→ **阅读文本**
--------------------------------------------------
至此，经过我们对第一版方案的逐点优化，我们以完全零注入修改的方式实现了 ONNX 模型的导出，详细代码见 PR （https://github.com/wenet-e2e/wenet/pull/1023）。

补充介绍

除了第一版方案遇到的四个问题外，我们在实践过程中还遇到了如下两个问题：

五：最初的方案只涉及 U2 模型，对于 U2++ 模型中双向 decoder 的导出，反向 decoder 需要构造反向输入，其中涉及到 pad_sequence 这个 op，ONNX 是不支持导出的。 六：超参数的存取问题，不希望单独写到一个文件中，最好可以和 ONNX 模型耦合

我们的解决方案：

5. 针对该问题，由@Mddct重新设计了一个与 pad_sequence 等价且能被 ONNX 感知到 shape 变化的函数 https://github.com/wenet-e2e/wenet/blob/main/wenet/transformer/asr_model.py#L683-L721

# NOTE(Mddct): `pad_sequence` is not supported by ONNX, it is used
#   in `reverse_pad_list` thus we have to refine the below code.
#   Issue: https://github.com/wenet-e2e/wenet/issues/1113
# Equal to:
#   >>> r_hyps = reverse_pad_list(r_hyps, r_hyps_lens, float(self.ignore_id))
#   >>> r_hyps, _ = add_sos_eos(r_hyps, self.sos, self.eos, self.ignore_id)
max_len = torch.max(r_hyps_lens)
--------------------------------------------------
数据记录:
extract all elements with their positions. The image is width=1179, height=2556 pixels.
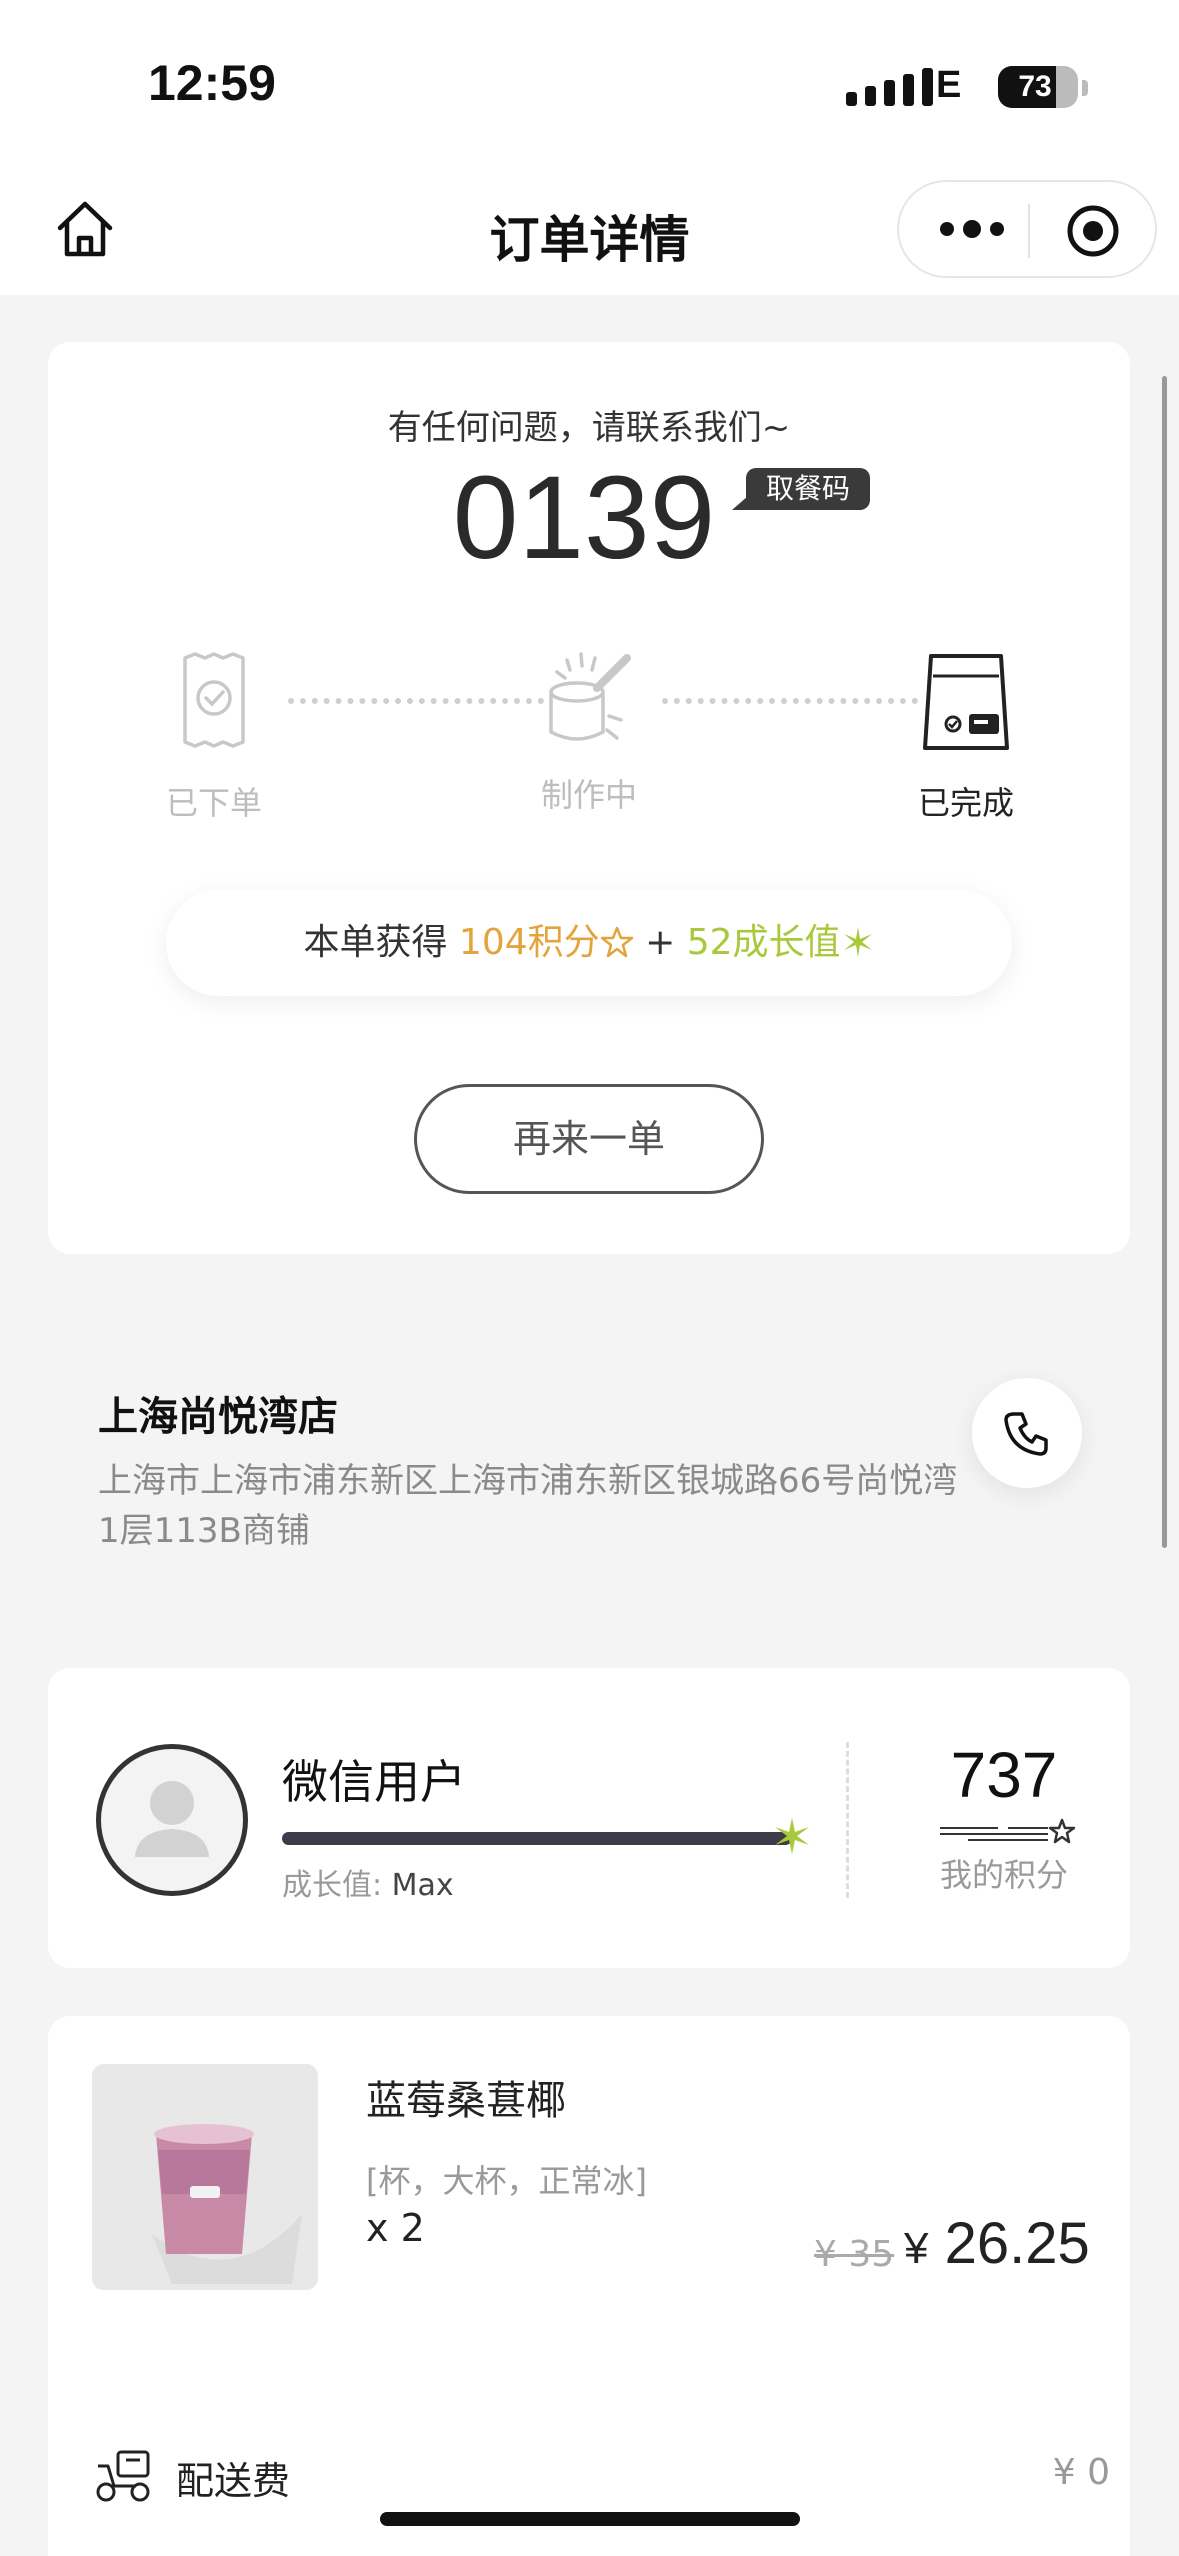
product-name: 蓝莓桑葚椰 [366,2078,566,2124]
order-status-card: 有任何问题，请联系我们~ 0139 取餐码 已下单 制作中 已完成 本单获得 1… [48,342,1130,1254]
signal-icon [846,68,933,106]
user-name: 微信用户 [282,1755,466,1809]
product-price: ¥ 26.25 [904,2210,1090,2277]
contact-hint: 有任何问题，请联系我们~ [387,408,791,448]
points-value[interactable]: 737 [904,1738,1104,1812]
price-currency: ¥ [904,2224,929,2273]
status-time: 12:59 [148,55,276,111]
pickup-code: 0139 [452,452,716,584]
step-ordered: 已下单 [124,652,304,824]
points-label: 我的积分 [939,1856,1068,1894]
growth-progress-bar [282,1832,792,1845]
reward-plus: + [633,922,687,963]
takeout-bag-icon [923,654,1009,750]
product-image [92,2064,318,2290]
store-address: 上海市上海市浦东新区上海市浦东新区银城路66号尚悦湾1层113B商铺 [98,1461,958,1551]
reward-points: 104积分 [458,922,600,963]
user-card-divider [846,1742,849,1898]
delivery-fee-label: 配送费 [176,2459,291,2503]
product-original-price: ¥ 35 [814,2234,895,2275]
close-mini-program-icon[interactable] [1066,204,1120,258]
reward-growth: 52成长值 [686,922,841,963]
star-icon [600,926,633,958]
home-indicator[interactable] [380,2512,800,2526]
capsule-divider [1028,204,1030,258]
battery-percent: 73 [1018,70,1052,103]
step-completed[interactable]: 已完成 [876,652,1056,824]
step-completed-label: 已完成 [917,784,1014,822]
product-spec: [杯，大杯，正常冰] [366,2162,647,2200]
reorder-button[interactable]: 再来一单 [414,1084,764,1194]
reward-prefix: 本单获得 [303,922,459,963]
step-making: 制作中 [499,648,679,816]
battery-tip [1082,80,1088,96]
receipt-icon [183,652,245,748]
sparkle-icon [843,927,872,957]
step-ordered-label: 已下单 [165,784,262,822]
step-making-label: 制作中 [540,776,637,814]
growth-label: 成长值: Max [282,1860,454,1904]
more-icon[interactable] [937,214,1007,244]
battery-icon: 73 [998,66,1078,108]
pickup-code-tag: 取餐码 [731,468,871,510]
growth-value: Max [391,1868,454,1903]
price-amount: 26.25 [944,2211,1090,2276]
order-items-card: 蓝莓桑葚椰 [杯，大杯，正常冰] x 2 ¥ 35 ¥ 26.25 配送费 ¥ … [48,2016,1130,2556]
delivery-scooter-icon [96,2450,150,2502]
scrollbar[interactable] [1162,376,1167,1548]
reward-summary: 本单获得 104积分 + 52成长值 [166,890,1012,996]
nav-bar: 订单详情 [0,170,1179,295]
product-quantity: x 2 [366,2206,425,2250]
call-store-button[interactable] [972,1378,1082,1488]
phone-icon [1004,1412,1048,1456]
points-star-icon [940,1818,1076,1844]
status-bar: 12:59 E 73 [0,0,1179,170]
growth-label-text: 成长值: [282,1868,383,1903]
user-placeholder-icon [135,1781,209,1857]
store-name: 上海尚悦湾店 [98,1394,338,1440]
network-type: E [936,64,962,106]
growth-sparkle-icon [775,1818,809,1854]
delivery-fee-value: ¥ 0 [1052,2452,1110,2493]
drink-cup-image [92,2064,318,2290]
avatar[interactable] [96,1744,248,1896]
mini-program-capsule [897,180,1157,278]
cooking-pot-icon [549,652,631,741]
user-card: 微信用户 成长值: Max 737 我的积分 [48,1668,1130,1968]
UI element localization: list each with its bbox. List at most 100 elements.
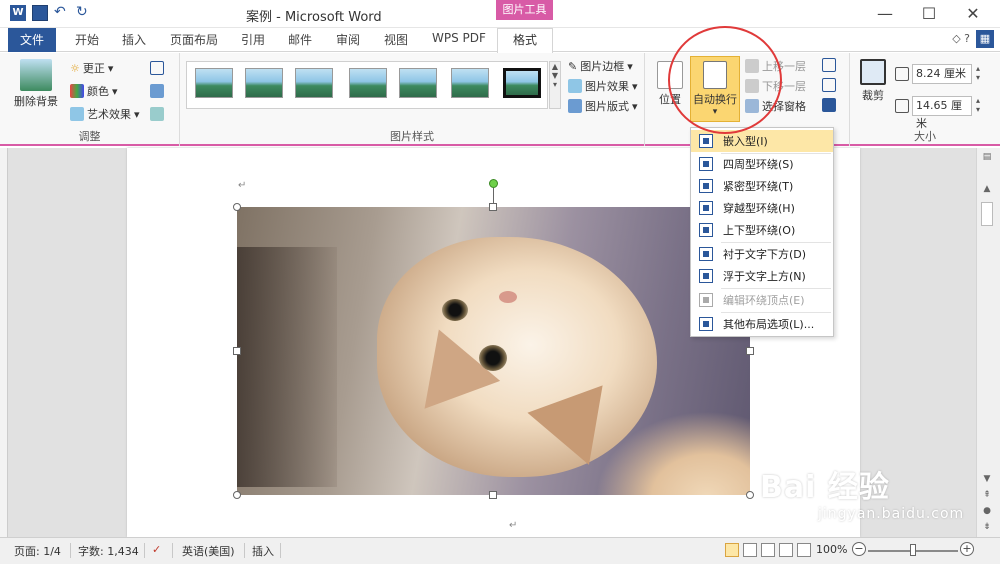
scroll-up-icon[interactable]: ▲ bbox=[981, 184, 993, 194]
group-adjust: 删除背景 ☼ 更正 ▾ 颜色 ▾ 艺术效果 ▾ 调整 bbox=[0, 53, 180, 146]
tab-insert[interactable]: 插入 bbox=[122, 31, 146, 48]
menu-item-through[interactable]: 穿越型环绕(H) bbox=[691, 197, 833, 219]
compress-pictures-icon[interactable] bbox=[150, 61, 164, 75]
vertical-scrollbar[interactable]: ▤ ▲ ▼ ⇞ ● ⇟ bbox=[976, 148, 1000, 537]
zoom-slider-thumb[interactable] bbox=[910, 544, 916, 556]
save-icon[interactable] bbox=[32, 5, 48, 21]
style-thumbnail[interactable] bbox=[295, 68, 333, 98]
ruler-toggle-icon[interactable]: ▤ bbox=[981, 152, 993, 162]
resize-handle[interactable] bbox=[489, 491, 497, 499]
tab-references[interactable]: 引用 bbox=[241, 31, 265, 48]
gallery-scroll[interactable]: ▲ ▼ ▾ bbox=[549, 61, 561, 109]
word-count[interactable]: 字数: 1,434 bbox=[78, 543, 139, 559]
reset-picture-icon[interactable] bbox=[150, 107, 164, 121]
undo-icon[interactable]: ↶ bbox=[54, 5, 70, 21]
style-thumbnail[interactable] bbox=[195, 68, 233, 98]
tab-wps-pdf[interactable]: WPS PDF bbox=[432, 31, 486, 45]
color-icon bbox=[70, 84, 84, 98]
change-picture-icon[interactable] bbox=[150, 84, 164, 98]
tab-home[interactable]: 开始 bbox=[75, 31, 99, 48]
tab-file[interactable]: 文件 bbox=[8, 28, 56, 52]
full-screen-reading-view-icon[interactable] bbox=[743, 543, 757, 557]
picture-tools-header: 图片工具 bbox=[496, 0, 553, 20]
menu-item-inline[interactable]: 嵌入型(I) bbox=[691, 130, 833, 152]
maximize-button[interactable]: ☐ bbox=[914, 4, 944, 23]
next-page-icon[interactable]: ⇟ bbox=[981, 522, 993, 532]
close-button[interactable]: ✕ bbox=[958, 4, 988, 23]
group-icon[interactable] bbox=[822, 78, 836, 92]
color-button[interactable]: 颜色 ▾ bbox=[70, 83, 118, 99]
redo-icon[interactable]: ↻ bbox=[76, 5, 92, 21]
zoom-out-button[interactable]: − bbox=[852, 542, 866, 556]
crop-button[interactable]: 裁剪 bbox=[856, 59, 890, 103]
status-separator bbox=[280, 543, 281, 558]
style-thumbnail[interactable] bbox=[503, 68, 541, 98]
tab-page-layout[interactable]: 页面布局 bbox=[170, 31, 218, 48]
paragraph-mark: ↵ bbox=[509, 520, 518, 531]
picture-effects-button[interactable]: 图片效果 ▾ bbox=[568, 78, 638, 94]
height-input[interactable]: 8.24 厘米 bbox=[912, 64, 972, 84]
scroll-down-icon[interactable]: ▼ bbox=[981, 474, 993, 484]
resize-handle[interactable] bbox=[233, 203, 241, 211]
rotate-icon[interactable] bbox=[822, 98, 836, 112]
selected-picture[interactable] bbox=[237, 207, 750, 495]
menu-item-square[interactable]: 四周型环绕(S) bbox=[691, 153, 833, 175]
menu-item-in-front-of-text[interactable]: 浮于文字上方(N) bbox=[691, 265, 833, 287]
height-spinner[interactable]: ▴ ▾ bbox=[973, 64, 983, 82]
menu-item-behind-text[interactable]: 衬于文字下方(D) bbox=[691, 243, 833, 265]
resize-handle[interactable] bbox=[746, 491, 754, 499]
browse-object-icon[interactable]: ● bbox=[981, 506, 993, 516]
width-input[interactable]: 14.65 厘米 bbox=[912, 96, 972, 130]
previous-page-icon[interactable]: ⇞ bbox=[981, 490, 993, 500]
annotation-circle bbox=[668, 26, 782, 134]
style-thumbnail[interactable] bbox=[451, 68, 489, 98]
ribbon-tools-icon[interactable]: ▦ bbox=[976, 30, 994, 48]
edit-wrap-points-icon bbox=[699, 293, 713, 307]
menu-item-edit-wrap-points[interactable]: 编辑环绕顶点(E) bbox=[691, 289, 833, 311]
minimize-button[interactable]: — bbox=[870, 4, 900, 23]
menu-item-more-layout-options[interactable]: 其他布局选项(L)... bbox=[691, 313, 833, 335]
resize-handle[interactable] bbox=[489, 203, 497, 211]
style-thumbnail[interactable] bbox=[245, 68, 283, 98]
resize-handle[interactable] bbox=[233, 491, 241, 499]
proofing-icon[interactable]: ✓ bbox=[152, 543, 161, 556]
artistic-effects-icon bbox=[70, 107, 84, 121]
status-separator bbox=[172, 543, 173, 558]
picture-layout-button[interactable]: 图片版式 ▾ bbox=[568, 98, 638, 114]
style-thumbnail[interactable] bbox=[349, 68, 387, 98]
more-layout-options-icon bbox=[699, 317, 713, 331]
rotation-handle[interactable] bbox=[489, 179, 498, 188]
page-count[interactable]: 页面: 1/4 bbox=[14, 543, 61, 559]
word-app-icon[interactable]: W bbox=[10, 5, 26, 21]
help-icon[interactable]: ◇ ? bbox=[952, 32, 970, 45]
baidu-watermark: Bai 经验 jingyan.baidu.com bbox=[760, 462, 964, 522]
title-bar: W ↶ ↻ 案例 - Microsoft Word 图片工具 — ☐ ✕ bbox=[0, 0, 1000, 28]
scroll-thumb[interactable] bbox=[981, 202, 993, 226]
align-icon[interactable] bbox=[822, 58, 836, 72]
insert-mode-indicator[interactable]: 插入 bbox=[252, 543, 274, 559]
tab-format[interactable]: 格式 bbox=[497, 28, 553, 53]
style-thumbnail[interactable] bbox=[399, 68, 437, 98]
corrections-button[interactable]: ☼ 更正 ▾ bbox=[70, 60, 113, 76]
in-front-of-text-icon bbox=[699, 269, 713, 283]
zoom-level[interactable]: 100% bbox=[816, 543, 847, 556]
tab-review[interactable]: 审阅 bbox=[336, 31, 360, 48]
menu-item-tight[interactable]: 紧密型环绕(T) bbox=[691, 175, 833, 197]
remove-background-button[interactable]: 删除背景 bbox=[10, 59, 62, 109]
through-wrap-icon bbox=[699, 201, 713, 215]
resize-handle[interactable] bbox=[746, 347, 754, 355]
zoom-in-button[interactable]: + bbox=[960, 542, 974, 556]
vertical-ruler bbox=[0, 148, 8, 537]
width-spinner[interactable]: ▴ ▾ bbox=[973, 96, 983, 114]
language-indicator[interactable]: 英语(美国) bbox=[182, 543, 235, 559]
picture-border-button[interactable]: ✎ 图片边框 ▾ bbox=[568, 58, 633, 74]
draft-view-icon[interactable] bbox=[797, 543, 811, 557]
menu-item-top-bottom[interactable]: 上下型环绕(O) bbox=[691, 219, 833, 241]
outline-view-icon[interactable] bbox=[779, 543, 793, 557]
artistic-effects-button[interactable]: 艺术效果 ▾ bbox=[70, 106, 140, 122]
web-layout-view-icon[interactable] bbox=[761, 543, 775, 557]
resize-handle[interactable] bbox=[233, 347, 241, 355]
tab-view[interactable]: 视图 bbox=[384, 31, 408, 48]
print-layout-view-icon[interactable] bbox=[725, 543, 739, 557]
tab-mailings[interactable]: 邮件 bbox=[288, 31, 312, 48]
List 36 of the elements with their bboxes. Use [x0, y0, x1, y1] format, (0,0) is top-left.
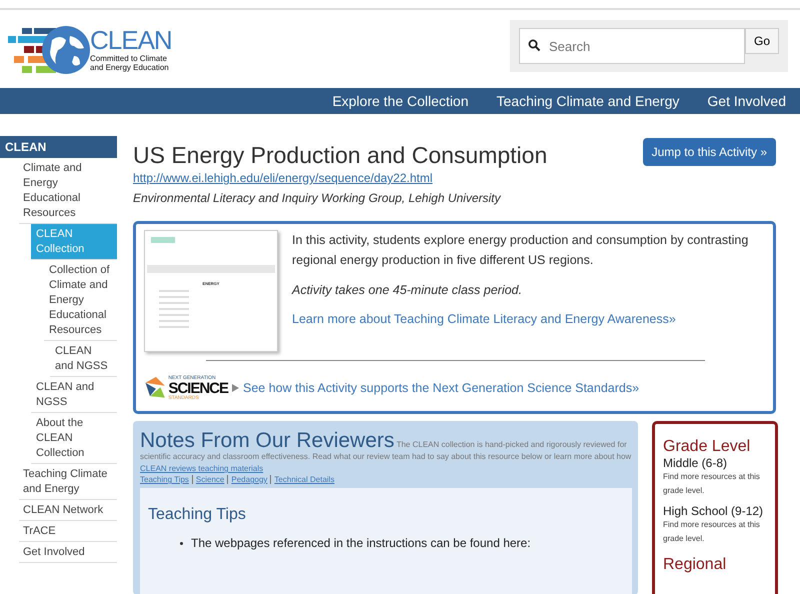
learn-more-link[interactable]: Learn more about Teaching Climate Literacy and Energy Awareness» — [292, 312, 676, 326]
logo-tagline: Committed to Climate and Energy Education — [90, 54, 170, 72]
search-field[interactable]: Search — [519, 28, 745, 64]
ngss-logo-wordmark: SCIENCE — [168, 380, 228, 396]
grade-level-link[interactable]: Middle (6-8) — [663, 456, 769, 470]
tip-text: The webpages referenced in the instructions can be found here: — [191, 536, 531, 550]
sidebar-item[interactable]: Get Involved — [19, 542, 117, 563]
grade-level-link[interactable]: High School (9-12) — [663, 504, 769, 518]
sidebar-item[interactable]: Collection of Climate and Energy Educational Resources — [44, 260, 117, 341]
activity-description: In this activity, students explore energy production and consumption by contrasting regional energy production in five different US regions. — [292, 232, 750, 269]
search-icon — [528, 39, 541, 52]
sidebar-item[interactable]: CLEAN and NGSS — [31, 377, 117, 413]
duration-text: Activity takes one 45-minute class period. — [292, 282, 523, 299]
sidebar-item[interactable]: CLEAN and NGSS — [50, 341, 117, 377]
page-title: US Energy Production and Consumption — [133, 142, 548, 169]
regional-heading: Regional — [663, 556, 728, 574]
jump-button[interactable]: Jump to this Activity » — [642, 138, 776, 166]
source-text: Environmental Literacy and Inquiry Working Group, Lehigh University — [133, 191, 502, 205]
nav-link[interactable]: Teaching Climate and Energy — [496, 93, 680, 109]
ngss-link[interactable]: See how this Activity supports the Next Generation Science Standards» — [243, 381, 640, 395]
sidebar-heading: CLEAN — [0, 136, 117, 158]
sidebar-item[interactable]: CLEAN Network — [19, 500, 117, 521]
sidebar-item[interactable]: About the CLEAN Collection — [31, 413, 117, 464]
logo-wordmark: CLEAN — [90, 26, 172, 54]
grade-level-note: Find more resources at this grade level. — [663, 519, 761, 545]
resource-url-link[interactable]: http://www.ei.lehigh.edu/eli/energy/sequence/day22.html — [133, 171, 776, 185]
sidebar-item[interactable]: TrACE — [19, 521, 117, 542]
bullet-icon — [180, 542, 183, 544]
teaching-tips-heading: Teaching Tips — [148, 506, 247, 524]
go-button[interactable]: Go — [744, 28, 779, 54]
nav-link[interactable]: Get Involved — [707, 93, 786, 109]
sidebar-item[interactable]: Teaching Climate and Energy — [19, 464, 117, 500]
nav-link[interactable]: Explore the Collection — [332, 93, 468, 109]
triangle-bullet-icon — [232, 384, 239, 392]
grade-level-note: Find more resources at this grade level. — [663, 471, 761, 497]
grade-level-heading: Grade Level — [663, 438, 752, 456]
--------------------------------------------------
→ **练习题**
**a.** 根据 ONNX 导出短文回答：
(i) 零注入修改导出方案的详细代码见哪个编号的 PR？
(ii) 导出 U2++ 模型的双向 decoder 时，ONNX 不支持导出的 op 是哪一个？
(iii) 与 pad_sequence 等价、且能被 ONNX 感知 shape 变化的函数，是由谁重新设计的？
**b.** 请从 ONNX 导出短文最后一行之后接着往下写。

→ **参考答案**
**a.**
(i) 1023
(ii) pad_sequence
(iii) @Mddct

**b.**
index_range = torch.arange(0, max_len, 1).to(encoder_out.device)
seq_len_expand = r_hyps_lens.unsqueeze(1)
seq_mask = seq_len_expand > index_range  # (beam, max_len)
#   >>> seq_mask
#   >>> tensor([[ True,  True,  True],
#   >>>         [ True,  True,  True],
#   >>>         [ True, False, False]])
index = (seq_len_expand - 1) - index_range  # (beam, max_len)
#   >>> index
#   >>> tensor([[ 2,  1,  0],
#   >>>         [ 2,  1,  0],
#   >>>         [ 0, -1, -2]])
index = index * seq_mask
#   >>> index
#   >>> tensor([[2, 1, 0],
#   >>>         [2, 1, 0],
#   >>>         [0, 0, 0]])
r_hyps = torch.gather(r_hyps, 1, index)
#   >>> r_hyps
#   >>> tensor([[3, 2, 1],
#   >>>         [4, 8, 9],
#   >>>         [2, 2, 2]])
r_hyps = torch.where(seq_mask, r_hyps, self.eos)
#   >>> r_hyps
#   >>> tensor([[3, 2, 1],
#   >>>         [4, 8, 9],
#   >>>         [2, eos, eos]])
r_hyps = torch.cat([hyps[:, 0:1], r_hyps], dim=1)
#   >>> r_hyps
#   >>> tensor([[sos, 3, 2, 1],
#   >>>         [sos, 4, 8, 9],
#   >>>         [sos, 2, eos, eos]])

6. 通过 onnx 的 metadata 接口将超参数全部存入 onnx 模型

# write
onnx_encoder = onnx.load(encoder_outpath)
for (k, v) in args.items():
    meta = onnx_encoder.metadata_props.add()
    meta.key, meta.value = str(k), str(v)
onnx.save(onnx_encoder, encoder_outpath)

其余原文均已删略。